Parcel 3: The N/2 SE/4 SE/4 of Section 33, Township 6 South, Range 9 East of the Indian Base and Meridian, Bryan County, State of Oklahoma, according to the U.S. Government Survey thereof
1. Assignor transfers and assigns to Assignee and grants to Assignee a security interest in all rights and interests of Assignor in the following (“Assigned Rights”):
a. | All building permits, site plans, subdivision plats, licenses, governmental approvals, utility contracts and rebate agreements, development contracts, construction contracts and subcontracts, surveys, environmental, drainage and soil, studies, tests and reports, engineering and architectural contracts, studies, drawings, plans and specifications, all construction documentation and other intangible property rights. |
b. | All payment and performance bonds. |
c. | All warranties covering any equipment, if any, located on the Property. |
d. | All construction agreements and escrow agreements, including water, wastewater, gas, electricity, and other utility agreements, if any, between Assignor the any Local Authority or Municipality, directly or indirectly, to construction of improvements on the Property. |
2. This Assignment is absolute and is effective from the date of execution of this Assignment. However, prior to the occurrence of an Event of Default (as defined in the deed of trust executed by Assignor of even date), Assignor shall have the right, without joinder of Assignee, to enjoy and enforce the contracts, rights, and interests assigned to Assignee. After an Event of Default (as defined in the deed of trust executed by Assignor to secure the Note or a loan agreement between Assignee and Assignor), after the passage of any applicable notice and cure period, Assignee may, at its sole option, exercise the rights in the contracts, rights, and interests assigned to it under the terms of this Assignment.

========================================

** Written problem 1 **
Rewrite the records as a numbered list, from the first line through the line containing "q12-stem: 12. 20世纪50年代、欧洲的联合开始于", with blank lines left out.
The assignment text has no connection to the records that follow it.

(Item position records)
========================================

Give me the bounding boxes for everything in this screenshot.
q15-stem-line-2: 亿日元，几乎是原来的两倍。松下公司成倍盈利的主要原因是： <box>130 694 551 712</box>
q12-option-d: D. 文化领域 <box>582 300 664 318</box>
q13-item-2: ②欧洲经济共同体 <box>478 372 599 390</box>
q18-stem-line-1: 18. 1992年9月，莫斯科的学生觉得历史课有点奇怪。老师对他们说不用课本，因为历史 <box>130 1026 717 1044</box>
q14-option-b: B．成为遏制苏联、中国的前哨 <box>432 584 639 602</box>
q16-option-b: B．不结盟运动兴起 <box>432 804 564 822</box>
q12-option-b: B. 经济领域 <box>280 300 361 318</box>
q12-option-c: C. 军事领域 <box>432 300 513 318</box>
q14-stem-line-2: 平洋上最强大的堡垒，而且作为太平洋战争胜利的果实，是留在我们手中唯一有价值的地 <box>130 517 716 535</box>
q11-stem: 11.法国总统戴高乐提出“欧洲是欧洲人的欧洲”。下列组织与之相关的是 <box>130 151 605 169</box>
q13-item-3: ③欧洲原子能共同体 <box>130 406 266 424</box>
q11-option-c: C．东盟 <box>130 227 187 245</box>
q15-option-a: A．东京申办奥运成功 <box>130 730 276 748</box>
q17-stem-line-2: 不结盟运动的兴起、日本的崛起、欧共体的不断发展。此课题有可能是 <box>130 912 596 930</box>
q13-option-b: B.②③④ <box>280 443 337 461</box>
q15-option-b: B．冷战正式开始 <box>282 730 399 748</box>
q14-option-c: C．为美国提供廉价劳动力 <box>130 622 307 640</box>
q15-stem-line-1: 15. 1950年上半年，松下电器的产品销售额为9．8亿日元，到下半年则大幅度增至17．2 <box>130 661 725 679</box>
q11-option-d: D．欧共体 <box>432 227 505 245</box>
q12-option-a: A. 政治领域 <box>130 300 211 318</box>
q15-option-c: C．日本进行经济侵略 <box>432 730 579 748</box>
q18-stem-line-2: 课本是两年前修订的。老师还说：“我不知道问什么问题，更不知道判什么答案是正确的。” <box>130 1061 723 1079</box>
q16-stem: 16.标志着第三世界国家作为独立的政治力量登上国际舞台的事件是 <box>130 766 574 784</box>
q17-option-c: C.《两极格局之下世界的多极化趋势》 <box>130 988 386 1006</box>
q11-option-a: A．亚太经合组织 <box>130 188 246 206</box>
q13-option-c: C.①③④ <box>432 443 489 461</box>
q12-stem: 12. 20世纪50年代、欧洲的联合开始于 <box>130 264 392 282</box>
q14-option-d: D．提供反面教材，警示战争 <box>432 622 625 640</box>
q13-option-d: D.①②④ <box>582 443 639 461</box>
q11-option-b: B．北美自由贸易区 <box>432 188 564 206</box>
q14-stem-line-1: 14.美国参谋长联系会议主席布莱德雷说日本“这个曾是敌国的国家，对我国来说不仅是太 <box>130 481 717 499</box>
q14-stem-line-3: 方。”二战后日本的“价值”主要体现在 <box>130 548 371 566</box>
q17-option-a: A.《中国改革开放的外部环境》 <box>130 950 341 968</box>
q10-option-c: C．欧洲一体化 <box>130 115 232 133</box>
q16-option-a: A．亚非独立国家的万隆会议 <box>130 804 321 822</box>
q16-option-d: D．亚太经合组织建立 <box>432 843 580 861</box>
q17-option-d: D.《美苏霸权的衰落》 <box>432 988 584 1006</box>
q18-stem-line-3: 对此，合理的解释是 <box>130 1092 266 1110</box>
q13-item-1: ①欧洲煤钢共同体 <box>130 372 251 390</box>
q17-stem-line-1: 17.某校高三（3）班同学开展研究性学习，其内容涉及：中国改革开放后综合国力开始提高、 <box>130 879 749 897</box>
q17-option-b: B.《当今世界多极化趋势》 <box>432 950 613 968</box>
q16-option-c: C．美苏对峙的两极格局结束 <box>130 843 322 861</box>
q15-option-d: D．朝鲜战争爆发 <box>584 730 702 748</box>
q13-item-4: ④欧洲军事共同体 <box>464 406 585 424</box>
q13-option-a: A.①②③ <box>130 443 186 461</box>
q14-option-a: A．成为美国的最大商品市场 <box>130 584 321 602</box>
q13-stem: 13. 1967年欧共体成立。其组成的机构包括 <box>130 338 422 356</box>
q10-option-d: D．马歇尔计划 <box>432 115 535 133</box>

========================================

** Written problem 2 **
Answer these questions using the assignment text:
(a) Which section, township and range contain Parcel 3?
(b) From what date is the Assignment effective?
(c) What does item b of the Assigned Rights cover?

** Final result 1 **
1. Give me the bounding boxes for everything in this screenshot.
2. q15-stem-line-2: 亿日元，几乎是原来的两倍。松下公司成倍盈利的主要原因是： <box>130 694 551 712</box>
3. q12-option-d: D. 文化领域 <box>582 300 664 318</box>
4. q13-item-2: ②欧洲经济共同体 <box>478 372 599 390</box>
5. q18-stem-line-1: 18. 1992年9月，莫斯科的学生觉得历史课有点奇怪。老师对他们说不用课本，因为历史 <box>130 1026 717 1044</box>
6. q14-option-b: B．成为遏制苏联、中国的前哨 <box>432 584 639 602</box>
7. q16-option-b: B．不结盟运动兴起 <box>432 804 564 822</box>
8. q12-option-b: B. 经济领域 <box>280 300 361 318</box>
9. q12-option-c: C. 军事领域 <box>432 300 513 318</box>
10. q14-stem-line-2: 平洋上最强大的堡垒，而且作为太平洋战争胜利的果实，是留在我们手中唯一有价值的地 <box>130 517 716 535</box>
11. q11-stem: 11.法国总统戴高乐提出“欧洲是欧洲人的欧洲”。下列组织与之相关的是 <box>130 151 605 169</box>
12. q13-item-3: ③欧洲原子能共同体 <box>130 406 266 424</box>
13. q11-option-c: C．东盟 <box>130 227 187 245</box>
14. q15-option-a: A．东京申办奥运成功 <box>130 730 276 748</box>
15. q17-stem-line-2: 不结盟运动的兴起、日本的崛起、欧共体的不断发展。此课题有可能是 <box>130 912 596 930</box>
16. q13-option-b: B.②③④ <box>280 443 337 461</box>
17. q15-option-b: B．冷战正式开始 <box>282 730 399 748</box>
18. q14-option-c: C．为美国提供廉价劳动力 <box>130 622 307 640</box>
19. q15-stem-line-1: 15. 1950年上半年，松下电器的产品销售额为9．8亿日元，到下半年则大幅度增至17．2 <box>130 661 725 679</box>
20. q11-option-d: D．欧共体 <box>432 227 505 245</box>
21. q12-option-a: A. 政治领域 <box>130 300 211 318</box>
22. q15-option-c: C．日本进行经济侵略 <box>432 730 579 748</box>
23. q18-stem-line-2: 课本是两年前修订的。老师还说：“我不知道问什么问题，更不知道判什么答案是正确的。” <box>130 1061 723 1079</box>
24. q16-stem: 16.标志着第三世界国家作为独立的政治力量登上国际舞台的事件是 <box>130 766 574 784</box>
25. q17-option-c: C.《两极格局之下世界的多极化趋势》 <box>130 988 386 1006</box>
26. q11-option-a: A．亚太经合组织 <box>130 188 246 206</box>
27. q13-option-c: C.①③④ <box>432 443 489 461</box>
28. q12-stem: 12. 20世纪50年代、欧洲的联合开始于 <box>130 264 392 282</box>

** Final result 2 **
(a) Section 33, Township 6 South, Range 9 East of the Indian Base and Meridian.
(b) From the date of execution of the Assignment.
(c) All payment and performance bonds.